▸ **Required task**
Transcribe the full listing below exactly.

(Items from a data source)
^^^^^^^^^^^^^^^^
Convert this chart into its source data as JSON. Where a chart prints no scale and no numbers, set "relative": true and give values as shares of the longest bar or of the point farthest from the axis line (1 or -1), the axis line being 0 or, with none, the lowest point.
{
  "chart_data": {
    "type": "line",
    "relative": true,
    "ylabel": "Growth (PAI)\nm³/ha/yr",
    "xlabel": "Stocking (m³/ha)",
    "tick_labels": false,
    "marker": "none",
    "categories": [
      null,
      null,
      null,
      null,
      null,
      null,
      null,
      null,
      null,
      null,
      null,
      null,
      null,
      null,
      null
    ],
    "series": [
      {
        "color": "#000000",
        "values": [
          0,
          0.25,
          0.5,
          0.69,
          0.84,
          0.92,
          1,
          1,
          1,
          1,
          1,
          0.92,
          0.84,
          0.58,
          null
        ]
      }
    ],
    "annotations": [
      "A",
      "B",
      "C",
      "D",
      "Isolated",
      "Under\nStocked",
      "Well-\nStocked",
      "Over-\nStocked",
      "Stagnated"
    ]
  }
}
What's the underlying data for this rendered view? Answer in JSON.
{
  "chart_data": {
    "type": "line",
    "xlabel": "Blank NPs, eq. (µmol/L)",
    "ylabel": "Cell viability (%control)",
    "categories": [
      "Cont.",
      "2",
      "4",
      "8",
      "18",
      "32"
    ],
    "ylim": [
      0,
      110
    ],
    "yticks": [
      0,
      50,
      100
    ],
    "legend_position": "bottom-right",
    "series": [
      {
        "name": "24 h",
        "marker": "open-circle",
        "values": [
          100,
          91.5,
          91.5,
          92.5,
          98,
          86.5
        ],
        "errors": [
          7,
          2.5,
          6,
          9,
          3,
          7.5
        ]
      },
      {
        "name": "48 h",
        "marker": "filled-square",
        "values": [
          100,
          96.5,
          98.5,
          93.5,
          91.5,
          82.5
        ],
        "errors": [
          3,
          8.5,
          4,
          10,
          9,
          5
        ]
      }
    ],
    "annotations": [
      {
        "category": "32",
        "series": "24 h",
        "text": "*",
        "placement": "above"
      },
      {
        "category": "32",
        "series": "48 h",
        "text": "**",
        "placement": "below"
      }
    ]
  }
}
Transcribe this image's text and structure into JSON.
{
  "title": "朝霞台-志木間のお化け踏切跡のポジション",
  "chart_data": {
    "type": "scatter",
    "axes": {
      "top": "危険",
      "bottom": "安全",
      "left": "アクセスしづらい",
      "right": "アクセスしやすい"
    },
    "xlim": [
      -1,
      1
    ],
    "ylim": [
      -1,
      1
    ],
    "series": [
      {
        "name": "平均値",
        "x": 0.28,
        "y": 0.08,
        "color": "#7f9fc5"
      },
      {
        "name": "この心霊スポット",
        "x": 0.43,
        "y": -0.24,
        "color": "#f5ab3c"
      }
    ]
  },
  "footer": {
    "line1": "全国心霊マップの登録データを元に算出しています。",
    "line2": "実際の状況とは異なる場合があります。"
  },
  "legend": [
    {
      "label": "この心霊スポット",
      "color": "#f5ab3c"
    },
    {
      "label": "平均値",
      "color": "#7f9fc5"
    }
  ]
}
^^^^^^^^^^^^^^^^
▸ **Final result**
Convert this chart into its source data as JSON. Where a chart prints no scale and no numbers, set "relative": true and give values as shares of the longest bar or of the point farthest from the axis line (1 or -1), the axis line being 0 or, with none, the lowest point.
{
  "chart_data": {
    "type": "line",
    "relative": true,
    "ylabel": "Growth (PAI)\nm³/ha/yr",
    "xlabel": "Stocking (m³/ha)",
    "tick_labels": false,
    "marker": "none",
    "categories": [
      null,
      null,
      null,
      null,
      null,
      null,
      null,
      null,
      null,
      null,
      null,
      null,
      null,
      null,
      null
    ],
    "series": [
      {
        "color": "#000000",
        "values": [
          0,
          0.25,
          0.5,
          0.69,
          0.84,
          0.92,
          1,
          1,
          1,
          1,
          1,
          0.92,
          0.84,
          0.58,
          null
        ]
      }
    ],
    "annotations": [
      "A",
      "B",
      "C",
      "D",
      "Isolated",
      "Under\nStocked",
      "Well-\nStocked",
      "Over-\nStocked",
      "Stagnated"
    ]
  }
}
What's the underlying data for this rendered view? Answer in JSON.
{
  "chart_data": {
    "type": "line",
    "xlabel": "Blank NPs, eq. (µmol/L)",
    "ylabel": "Cell viability (%control)",
    "categories": [
      "Cont.",
      "2",
      "4",
      "8",
      "18",
      "32"
    ],
    "ylim": [
      0,
      110
    ],
    "yticks": [
      0,
      50,
      100
    ],
    "legend_position": "bottom-right",
    "series": [
      {
        "name": "24 h",
        "marker": "open-circle",
        "values": [
          100,
          91.5,
          91.5,
          92.5,
          98,
          86.5
        ],
        "errors": [
          7,
          2.5,
          6,
          9,
          3,
          7.5
        ]
      },
      {
        "name": "48 h",
        "marker": "filled-square",
        "values": [
          100,
          96.5,
          98.5,
          93.5,
          91.5,
          82.5
        ],
        "errors": [
          3,
          8.5,
          4,
          10,
          9,
          5
        ]
      }
    ],
    "annotations": [
      {
        "category": "32",
        "series": "24 h",
        "text": "*",
        "placement": "above"
      },
      {
        "category": "32",
        "series": "48 h",
        "text": "**",
        "placement": "below"
      }
    ]
  }
}
Transcribe this image's text and structure into JSON.
{
  "title": "朝霞台-志木間のお化け踏切跡のポジション",
  "chart_data": {
    "type": "scatter",
    "axes": {
      "top": "危険",
      "bottom": "安全",
      "left": "アクセスしづらい",
      "right": "アクセスしやすい"
    },
    "xlim": [
      -1,
      1
    ],
    "ylim": [
      -1,
      1
    ],
    "series": [
      {
        "name": "平均値",
        "x": 0.28,
        "y": 0.08,
        "color": "#7f9fc5"
      },
      {
        "name": "この心霊スポット",
        "x": 0.43,
        "y": -0.24,
        "color": "#f5ab3c"
      }
    ]
  },
  "footer": {
    "line1": "全国心霊マップの登録データを元に算出しています。",
    "line2": "実際の状況とは異なる場合があります。"
  },
  "legend": [
    {
      "label": "この心霊スポット",
      "color": "#f5ab3c"
    },
    {
      "label": "平均値",
      "color": "#7f9fc5"
    }
  ]
}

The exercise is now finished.